== GIVEN DATA

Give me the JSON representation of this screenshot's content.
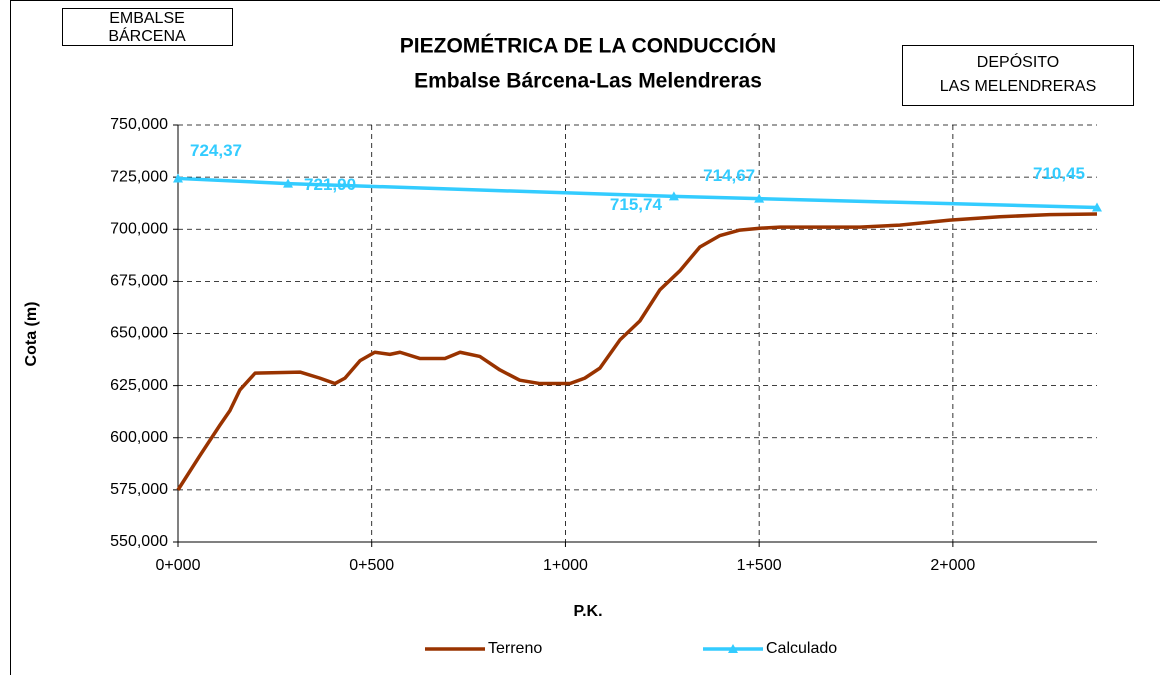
{
  "chart_data": {
    "type": "line",
    "title": [
      "PIEZOMÉTRICA DE LA CONDUCCIÓN",
      "Embalse Bárcena-Las Melendreras"
    ],
    "boxes": [
      [
        "EMBALSE",
        "BÁRCENA"
      ],
      [
        "DEPÓSITO",
        "LAS MELENDRERAS"
      ]
    ],
    "x_label": "P.K.",
    "y_label": "Cota (m)",
    "xlim": [
      0,
      2372
    ],
    "ylim": [
      550,
      750
    ],
    "xticks": [
      {
        "value": 0,
        "label": "0+000"
      },
      {
        "value": 500,
        "label": "0+500"
      },
      {
        "value": 1000,
        "label": "1+000"
      },
      {
        "value": 1500,
        "label": "1+500"
      },
      {
        "value": 2000,
        "label": "2+000"
      }
    ],
    "yticks": [
      {
        "value": 550,
        "label": "550,000"
      },
      {
        "value": 575,
        "label": "575,000"
      },
      {
        "value": 600,
        "label": "600,000"
      },
      {
        "value": 625,
        "label": "625,000"
      },
      {
        "value": 650,
        "label": "650,000"
      },
      {
        "value": 675,
        "label": "675,000"
      },
      {
        "value": 700,
        "label": "700,000"
      },
      {
        "value": 725,
        "label": "725,000"
      },
      {
        "value": 750,
        "label": "750,000"
      }
    ],
    "grid": true,
    "series": [
      {
        "name": "Terreno",
        "color": "#993300",
        "x": [
          0,
          57,
          108,
          134,
          160,
          199,
          315,
          366,
          405,
          431,
          470,
          508,
          547,
          573,
          625,
          689,
          728,
          779,
          831,
          882,
          934,
          1012,
          1050,
          1089,
          1141,
          1192,
          1244,
          1295,
          1347,
          1399,
          1450,
          1502,
          1554,
          1760,
          1863,
          1992,
          2121,
          2250,
          2372
        ],
        "values": [
          575,
          591.6,
          606,
          613,
          623,
          631,
          631.5,
          628.6,
          626,
          628.6,
          637,
          641,
          640,
          641,
          638,
          638,
          641,
          639,
          632.5,
          627.6,
          626,
          626,
          628.6,
          633.4,
          647,
          656,
          671,
          680,
          691.5,
          697,
          699.6,
          700.5,
          701,
          701,
          702,
          704.4,
          706,
          707,
          707.3
        ]
      },
      {
        "name": "Calculado",
        "color": "#33ccff",
        "marker": "triangle",
        "x": [
          0,
          284,
          1280,
          1500,
          2372
        ],
        "values": [
          724.37,
          721.9,
          715.74,
          714.67,
          710.45
        ],
        "value_labels": [
          "724,37",
          "721,90",
          "715,74",
          "714,67",
          "710,45"
        ]
      }
    ]
  }
}
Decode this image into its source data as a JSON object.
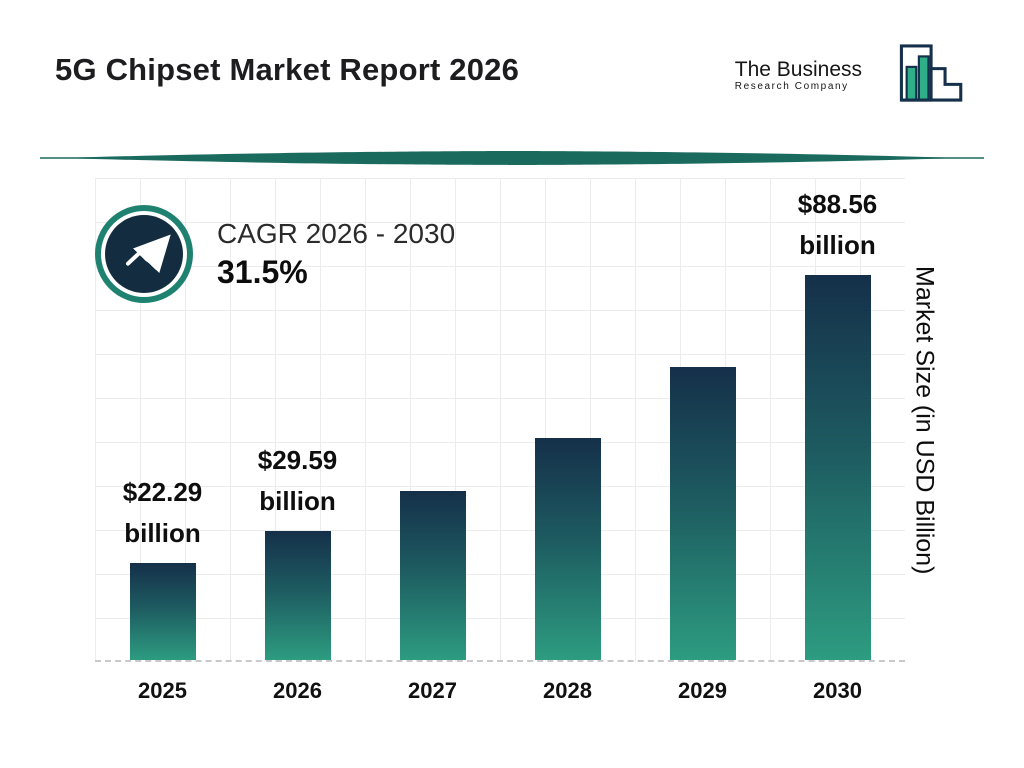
{
  "header": {
    "title": "5G Chipset Market Report 2026",
    "logo": {
      "line1": "The Business",
      "line2": "Research Company"
    }
  },
  "cagr": {
    "label": "CAGR 2026 - 2030",
    "value": "31.5%"
  },
  "chart_data": {
    "type": "bar",
    "categories": [
      "2025",
      "2026",
      "2027",
      "2028",
      "2029",
      "2030"
    ],
    "values": [
      22.29,
      29.59,
      38.91,
      51.17,
      67.29,
      88.56
    ],
    "value_labels": [
      "$22.29 billion",
      "$29.59 billion",
      "",
      "",
      "",
      "$88.56 billion"
    ],
    "title": "5G Chipset Market Report 2026",
    "xlabel": "",
    "ylabel": "Market Size (in USD Billion)",
    "ylim": [
      0,
      100
    ],
    "grid": true,
    "legend": false,
    "colors": {
      "bar_top": "#15304a",
      "bar_bottom": "#2d9c80",
      "accent_teal": "#1f8270",
      "badge_navy": "#132c3f",
      "divider_teal": "#1b6a5e"
    }
  }
}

====

> _TASK PROMPT_
Retype all the records shown above, character for character. Omit every picture.

> _THE REPLY_
Give me the JSON representation of this screenshot's content.
{
  "chart_data": {
    "type": "line",
    "title": [
      "PIEZOMÉTRICA DE LA CONDUCCIÓN",
      "Embalse Bárcena-Las Melendreras"
    ],
    "boxes": [
      [
        "EMBALSE",
        "BÁRCENA"
      ],
      [
        "DEPÓSITO",
        "LAS MELENDRERAS"
      ]
    ],
    "x_label": "P.K.",
    "y_label": "Cota (m)",
    "xlim": [
      0,
      2372
    ],
    "ylim": [
      550,
      750
    ],
    "xticks": [
      {
        "value": 0,
        "label": "0+000"
      },
      {
        "value": 500,
        "label": "0+500"
      },
      {
        "value": 1000,
        "label": "1+000"
      },
      {
        "value": 1500,
        "label": "1+500"
      },
      {
        "value": 2000,
        "label": "2+000"
      }
    ],
    "yticks": [
      {
        "value": 550,
        "label": "550,000"
      },
      {
        "value": 575,
        "label": "575,000"
      },
      {
        "value": 600,
        "label": "600,000"
      },
      {
        "value": 625,
        "label": "625,000"
      },
      {
        "value": 650,
        "label": "650,000"
      },
      {
        "value": 675,
        "label": "675,000"
      },
      {
        "value": 700,
        "label": "700,000"
      },
      {
        "value": 725,
        "label": "725,000"
      },
      {
        "value": 750,
        "label": "750,000"
      }
    ],
    "grid": true,
    "series": [
      {
        "name": "Terreno",
        "color": "#993300",
        "x": [
          0,
          57,
          108,
          134,
          160,
          199,
          315,
          366,
          405,
          431,
          470,
          508,
          547,
          573,
          625,
          689,
          728,
          779,
          831,
          882,
          934,
          1012,
          1050,
          1089,
          1141,
          1192,
          1244,
          1295,
          1347,
          1399,
          1450,
          1502,
          1554,
          1760,
          1863,
          1992,
          2121,
          2250,
          2372
        ],
        "values": [
          575,
          591.6,
          606,
          613,
          623,
          631,
          631.5,
          628.6,
          626,
          628.6,
          637,
          641,
          640,
          641,
          638,
          638,
          641,
          639,
          632.5,
          627.6,
          626,
          626,
          628.6,
          633.4,
          647,
          656,
          671,
          680,
          691.5,
          697,
          699.6,
          700.5,
          701,
          701,
          702,
          704.4,
          706,
          707,
          707.3
        ]
      },
      {
        "name": "Calculado",
        "color": "#33ccff",
        "marker": "triangle",
        "x": [
          0,
          284,
          1280,
          1500,
          2372
        ],
        "values": [
          724.37,
          721.9,
          715.74,
          714.67,
          710.45
        ],
        "value_labels": [
          "724,37",
          "721,90",
          "715,74",
          "714,67",
          "710,45"
        ]
      }
    ]
  }
}
Decode this image into its source data as a JSON object.
{
  "header": {
    "title": "5G Chipset Market Report 2026",
    "logo": {
      "line1": "The Business",
      "line2": "Research Company"
    }
  },
  "cagr": {
    "label": "CAGR 2026 - 2030",
    "value": "31.5%"
  },
  "chart_data": {
    "type": "bar",
    "categories": [
      "2025",
      "2026",
      "2027",
      "2028",
      "2029",
      "2030"
    ],
    "values": [
      22.29,
      29.59,
      38.91,
      51.17,
      67.29,
      88.56
    ],
    "value_labels": [
      "$22.29 billion",
      "$29.59 billion",
      "",
      "",
      "",
      "$88.56 billion"
    ],
    "title": "5G Chipset Market Report 2026",
    "xlabel": "",
    "ylabel": "Market Size (in USD Billion)",
    "ylim": [
      0,
      100
    ],
    "grid": true,
    "legend": false,
    "colors": {
      "bar_top": "#15304a",
      "bar_bottom": "#2d9c80",
      "accent_teal": "#1f8270",
      "badge_navy": "#132c3f",
      "divider_teal": "#1b6a5e"
    }
  }
}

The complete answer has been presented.